## TASK STATEMENT
From the first line to the last, print the data exactly as it appears.

Figure record extracts
****************
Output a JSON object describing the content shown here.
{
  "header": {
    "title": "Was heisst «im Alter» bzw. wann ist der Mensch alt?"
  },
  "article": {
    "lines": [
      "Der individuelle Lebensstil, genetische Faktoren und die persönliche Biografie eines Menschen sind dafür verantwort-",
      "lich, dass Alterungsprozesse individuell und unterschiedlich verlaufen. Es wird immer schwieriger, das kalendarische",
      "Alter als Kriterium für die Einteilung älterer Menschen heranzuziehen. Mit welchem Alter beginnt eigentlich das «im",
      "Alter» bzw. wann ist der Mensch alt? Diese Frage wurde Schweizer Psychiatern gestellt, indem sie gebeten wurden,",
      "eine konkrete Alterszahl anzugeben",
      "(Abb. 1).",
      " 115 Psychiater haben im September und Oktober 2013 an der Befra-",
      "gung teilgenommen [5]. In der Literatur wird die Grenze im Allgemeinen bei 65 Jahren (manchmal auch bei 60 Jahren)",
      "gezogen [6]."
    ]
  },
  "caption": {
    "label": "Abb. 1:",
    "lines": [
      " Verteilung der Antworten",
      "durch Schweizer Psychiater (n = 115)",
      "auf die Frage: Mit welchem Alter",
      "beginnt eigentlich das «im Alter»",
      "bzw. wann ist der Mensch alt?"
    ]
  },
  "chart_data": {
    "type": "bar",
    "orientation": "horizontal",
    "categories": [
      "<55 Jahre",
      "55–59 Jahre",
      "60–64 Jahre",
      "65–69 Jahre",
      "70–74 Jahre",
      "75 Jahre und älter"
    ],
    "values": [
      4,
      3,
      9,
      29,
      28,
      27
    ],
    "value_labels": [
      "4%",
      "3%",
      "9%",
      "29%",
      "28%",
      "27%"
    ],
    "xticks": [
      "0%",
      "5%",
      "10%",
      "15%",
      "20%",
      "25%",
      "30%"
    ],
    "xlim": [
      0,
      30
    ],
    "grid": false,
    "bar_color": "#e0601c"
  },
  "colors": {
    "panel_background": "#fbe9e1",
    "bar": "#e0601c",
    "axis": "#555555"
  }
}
****************
## TASK RESPONSE
Output a JSON object describing the content shown here.
{
  "header": {
    "title": "Was heisst «im Alter» bzw. wann ist der Mensch alt?"
  },
  "article": {
    "lines": [
      "Der individuelle Lebensstil, genetische Faktoren und die persönliche Biografie eines Menschen sind dafür verantwort-",
      "lich, dass Alterungsprozesse individuell und unterschiedlich verlaufen. Es wird immer schwieriger, das kalendarische",
      "Alter als Kriterium für die Einteilung älterer Menschen heranzuziehen. Mit welchem Alter beginnt eigentlich das «im",
      "Alter» bzw. wann ist der Mensch alt? Diese Frage wurde Schweizer Psychiatern gestellt, indem sie gebeten wurden,",
      "eine konkrete Alterszahl anzugeben",
      "(Abb. 1).",
      " 115 Psychiater haben im September und Oktober 2013 an der Befra-",
      "gung teilgenommen [5]. In der Literatur wird die Grenze im Allgemeinen bei 65 Jahren (manchmal auch bei 60 Jahren)",
      "gezogen [6]."
    ]
  },
  "caption": {
    "label": "Abb. 1:",
    "lines": [
      " Verteilung der Antworten",
      "durch Schweizer Psychiater (n = 115)",
      "auf die Frage: Mit welchem Alter",
      "beginnt eigentlich das «im Alter»",
      "bzw. wann ist der Mensch alt?"
    ]
  },
  "chart_data": {
    "type": "bar",
    "orientation": "horizontal",
    "categories": [
      "<55 Jahre",
      "55–59 Jahre",
      "60–64 Jahre",
      "65–69 Jahre",
      "70–74 Jahre",
      "75 Jahre und älter"
    ],
    "values": [
      4,
      3,
      9,
      29,
      28,
      27
    ],
    "value_labels": [
      "4%",
      "3%",
      "9%",
      "29%",
      "28%",
      "27%"
    ],
    "xticks": [
      "0%",
      "5%",
      "10%",
      "15%",
      "20%",
      "25%",
      "30%"
    ],
    "xlim": [
      0,
      30
    ],
    "grid": false,
    "bar_color": "#e0601c"
  },
  "colors": {
    "panel_background": "#fbe9e1",
    "bar": "#e0601c",
    "axis": "#555555"
  }
}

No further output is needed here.